**EXERCISE DESCRIPTION:**
Every line below that holds the string "Nhất" should be copied out.
___ EXTRACTED MATERIAL ___
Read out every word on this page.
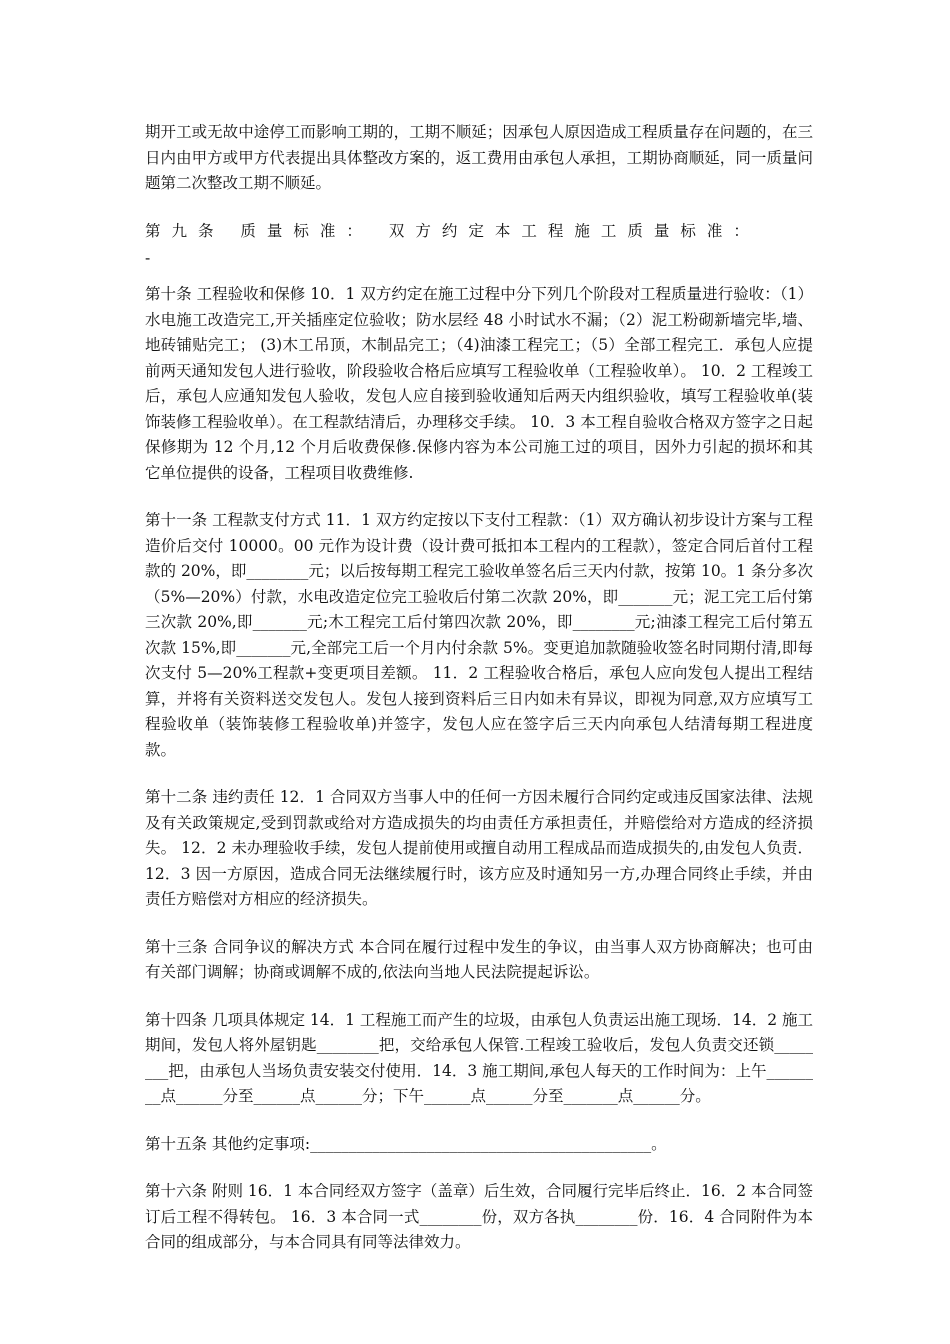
期开工或无故中途停工而影响工期的，工期不顺延；因承包人原因造成工程质量存在问题的，在三日内由甲方或甲方代表提出具体整改方案的，返工费用由承包人承担，工期协商顺延，同一质量问题第二次整改工期不顺延。

第九条 质量标准： 双方约定本工程施工质量标准：

-

第十条 工程验收和保修 10．1 双方约定在施工过程中分下列几个阶段对工程质量进行验收：（1）水电施工改造完工,开关插座定位验收；防水层经 48 小时试水不漏；（2）泥工粉砌新墙完毕,墙、地砖铺贴完工； (3)木工吊顶，木制品完工；（4)油漆工程完工；（5）全部工程完工．承包人应提前两天通知发包人进行验收，阶段验收合格后应填写工程验收单（工程验收单）。 10．2 工程竣工后，承包人应通知发包人验收，发包人应自接到验收通知后两天内组织验收，填写工程验收单(装饰装修工程验收单）。在工程款结清后，办理移交手续。 10．3 本工程自验收合格双方签字之日起保修期为 12 个月,12 个月后收费保修.保修内容为本公司施工过的项目，因外力引起的损坏和其它单位提供的设备，工程项目收费维修.

第十一条 工程款支付方式 11．1 双方约定按以下支付工程款：（1）双方确认初步设计方案与工程造价后交付 10000。00 元作为设计费（设计费可抵扣本工程内的工程款），签定合同后首付工程款的 20%，即________元；以后按每期工程完工验收单签名后三天内付款，按第 10。1 条分多次（5%—20%）付款，水电改造定位完工验收后付第二次款 20%，即_______元；泥工完工后付第三次款 20%,即_______元;木工程完工后付第四次款 20%，即________元;油漆工程完工后付第五次款 15%,即_______元,全部完工后一个月内付余款 5%。变更追加款随验收签名时同期付清,即每次支付 5—20%工程款+变更项目差额。 11．2 工程验收合格后，承包人应向发包人提出工程结算，并将有关资料送交发包人。发包人接到资料后三日内如未有异议，即视为同意,双方应填写工程验收单（装饰装修工程验收单)并签字，发包人应在签字后三天内向承包人结清每期工程进度款。

第十二条 违约责任 12．1 合同双方当事人中的任何一方因未履行合同约定或违反国家法律、法规及有关政策规定,受到罚款或给对方造成损失的均由责任方承担责任，并赔偿给对方造成的经济损失。 12．2 未办理验收手续，发包人提前使用或擅自动用工程成品而造成损失的,由发包人负责．12．3 因一方原因，造成合同无法继续履行时，该方应及时通知另一方,办理合同终止手续，并由责任方赔偿对方相应的经济损失。

第十三条 合同争议的解决方式 本合同在履行过程中发生的争议，由当事人双方协商解决；也可由有关部门调解；协商或调解不成的,依法向当地人民法院提起诉讼。

第十四条 几项具体规定 14．1 工程施工而产生的垃圾，由承包人负责运出施工现场．14．2 施工期间，发包人将外屋钥匙________把，交给承包人保管.工程竣工验收后，发包人负责交还锁________把，由承包人当场负责安装交付使用．14．3 施工期间,承包人每天的工作时间为：上午________点______分至______点______分；下午______点______分至_______点______分。

第十五条 其他约定事项:____________________________________________。

第十六条 附则 16．1 本合同经双方签字（盖章）后生效，合同履行完毕后终止．16．2 本合同签订后工程不得转包。 16．3 本合同一式________份，双方各执________份．16．4 合同附件为本合同的组成部分，与本合同具有同等法律效力。
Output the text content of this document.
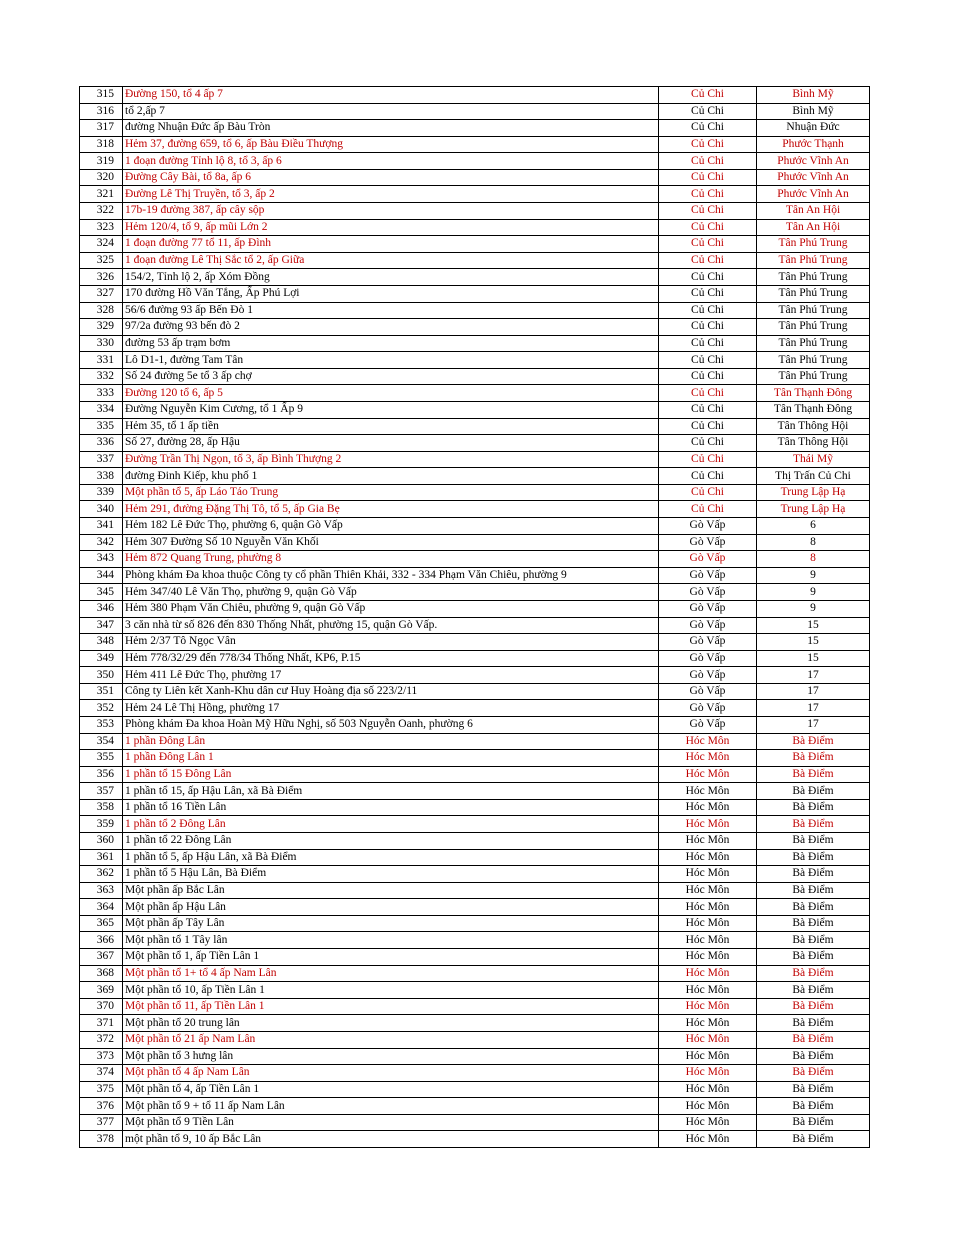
315	Đường 150, tổ 4 ấp 7	Củ Chi	Bình Mỹ
316	tổ 2,ấp 7	Củ Chi	Bình Mỹ
317	đường Nhuận Đức ấp Bàu Tròn	Củ Chi	Nhuận Đức
318	Hẻm 37, đường 659, tổ 6, ấp Bàu Điều Thượng	Củ Chi	Phước Thạnh
319	1 đoạn đường Tỉnh lộ 8, tổ 3, ấp 6	Củ Chi	Phước Vĩnh An
320	Đường Cây Bài, tổ 8a, ấp 6	Củ Chi	Phước Vĩnh An
321	Đường Lê Thị Truyền, tổ 3, ấp 2	Củ Chi	Phước Vĩnh An
322	17b-19 đường 387, ấp cây sộp	Củ Chi	Tân An Hội
323	Hẻm 120/4, tổ 9, ấp mũi Lớn 2	Củ Chi	Tân An Hội
324	1 đoạn đường 77 tổ 11, ấp Đình	Củ Chi	Tân Phú Trung
325	1 đoạn đường Lê Thị Sắc tổ 2, ấp Giữa	Củ Chi	Tân Phú Trung
326	154/2, Tỉnh lộ 2, ấp Xóm Đồng	Củ Chi	Tân Phú Trung
327	170 đường Hồ Văn Tắng, Ấp Phú Lợi	Củ Chi	Tân Phú Trung
328	56/6 đường 93 ấp Bến Đò 1	Củ Chi	Tân Phú Trung
329	97/2a đường 93 bến đò 2	Củ Chi	Tân Phú Trung
330	đường 53 ấp trạm bơm	Củ Chi	Tân Phú Trung
331	Lô D1-1, đường Tam Tân	Củ Chi	Tân Phú Trung
332	Số 24 đường 5e tổ 3 ấp chợ	Củ Chi	Tân Phú Trung
333	Đường 120 tổ 6, ấp 5	Củ Chi	Tân Thạnh Đông
334	Đường Nguyễn Kim Cương, tổ 1 Ấp 9	Củ Chi	Tân Thạnh Đông
335	Hẻm 35, tổ 1 ấp tiền	Củ Chi	Tân Thông Hội
336	Số 27, đường 28, ấp Hậu	Củ Chi	Tân Thông Hội
337	Đường Trần Thị Ngọn, tổ 3, ấp Bình Thượng 2	Củ Chi	Thái Mỹ
338	đường Đinh Kiếp, khu phố 1	Củ Chi	Thị Trấn Củ Chi
339	Một phần tổ 5, ấp Láo Táo Trung	Củ Chi	Trung Lập Hạ
340	Hẻm 291, đường Đặng Thị Tô, tổ 5, ấp Gia Bẹ	Củ Chi	Trung Lập Hạ
341	Hẻm 182 Lê Đức Thọ, phường 6, quận Gò Vấp	Gò Vấp	6
342	Hẻm 307 Đường Số 10 Nguyễn Văn Khối	Gò Vấp	8
343	Hẻm 872 Quang Trung, phường 8	Gò Vấp	8
344	Phòng khám Đa khoa thuộc Công ty cổ phần Thiên Khải, 332 - 334 Phạm Văn Chiêu, phường 9	Gò Vấp	9
345	Hẻm 347/40 Lê Văn Thọ, phường 9, quận Gò Vấp	Gò Vấp	9
346	Hẻm 380 Phạm Văn Chiêu, phường 9, quận Gò Vấp	Gò Vấp	9
347	3 căn nhà từ số 826 đến 830 Thống Nhất, phường 15, quận Gò Vấp.	Gò Vấp	15
348	Hẻm 2/37 Tô Ngọc Vân	Gò Vấp	15
349	Hẻm 778/32/29 đến 778/34 Thống Nhất, KP6, P.15	Gò Vấp	15
350	Hẻm 411 Lê Đức Thọ, phường 17	Gò Vấp	17
351	Công ty Liên kết Xanh-Khu dân cư Huy Hoàng địa số 223/2/11	Gò Vấp	17
352	Hẻm 24 Lê Thị Hồng, phường 17	Gò Vấp	17
353	Phòng khám Đa khoa Hoàn Mỹ Hữu Nghị, số 503 Nguyễn Oanh, phường 6	Gò Vấp	17
354	1 phần Đông Lân	Hóc Môn	Bà Điểm
355	1 phần Đông Lân 1	Hóc Môn	Bà Điểm
356	1 phần tổ 15 Đông Lân	Hóc Môn	Bà Điểm
357	1 phần tổ 15, ấp Hậu Lân, xã Bà Điểm	Hóc Môn	Bà Điểm
358	1 phần tổ 16 Tiền Lân	Hóc Môn	Bà Điểm
359	1 phần tổ 2 Đông Lân	Hóc Môn	Bà Điểm
360	1 phần tổ 22 Đông Lân	Hóc Môn	Bà Điểm
361	1 phần tổ 5, ấp Hậu Lân, xã Bà Điểm	Hóc Môn	Bà Điểm
362	1 phần tổ 5 Hậu Lân, Bà Điểm	Hóc Môn	Bà Điểm
363	Một phần ấp Bắc Lân	Hóc Môn	Bà Điểm
364	Một phần ấp Hậu Lân	Hóc Môn	Bà Điểm
365	Một phần ấp Tây Lân	Hóc Môn	Bà Điểm
366	Một phần tổ 1 Tây lân	Hóc Môn	Bà Điểm
367	Một phần tổ 1, ấp Tiền Lân 1	Hóc Môn	Bà Điểm
368	Một phần tổ 1+ tổ 4 ấp Nam Lân	Hóc Môn	Bà Điểm
369	Một phần tổ 10, ấp Tiền Lân 1	Hóc Môn	Bà Điểm
370	Một phần tổ 11, ấp Tiền Lân 1	Hóc Môn	Bà Điểm
371	Một phần tổ 20 trung lân	Hóc Môn	Bà Điểm
372	Một phần tổ 21 ấp Nam Lân	Hóc Môn	Bà Điểm
373	Một phần tổ 3 hưng lân	Hóc Môn	Bà Điểm
374	Một phần tổ 4 ấp Nam Lân	Hóc Môn	Bà Điểm
375	Một phần tổ 4, ấp Tiền Lân 1	Hóc Môn	Bà Điểm
376	Một phần tổ 9 + tổ 11 ấp Nam Lân	Hóc Môn	Bà Điểm
377	Một phần tổ 9 Tiền Lân	Hóc Môn	Bà Điểm
378	một phần tổ 9, 10 ấp Bắc Lân	Hóc Môn	Bà Điểm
___
**THE RESPONSE:**
347	3 căn nhà từ số 826 đến 830 Thống Nhất, phường 15, quận Gò Vấp.	Gò Vấp	15
349	Hẻm 778/32/29 đến 778/34 Thống Nhất, KP6, P.15	Gò Vấp	15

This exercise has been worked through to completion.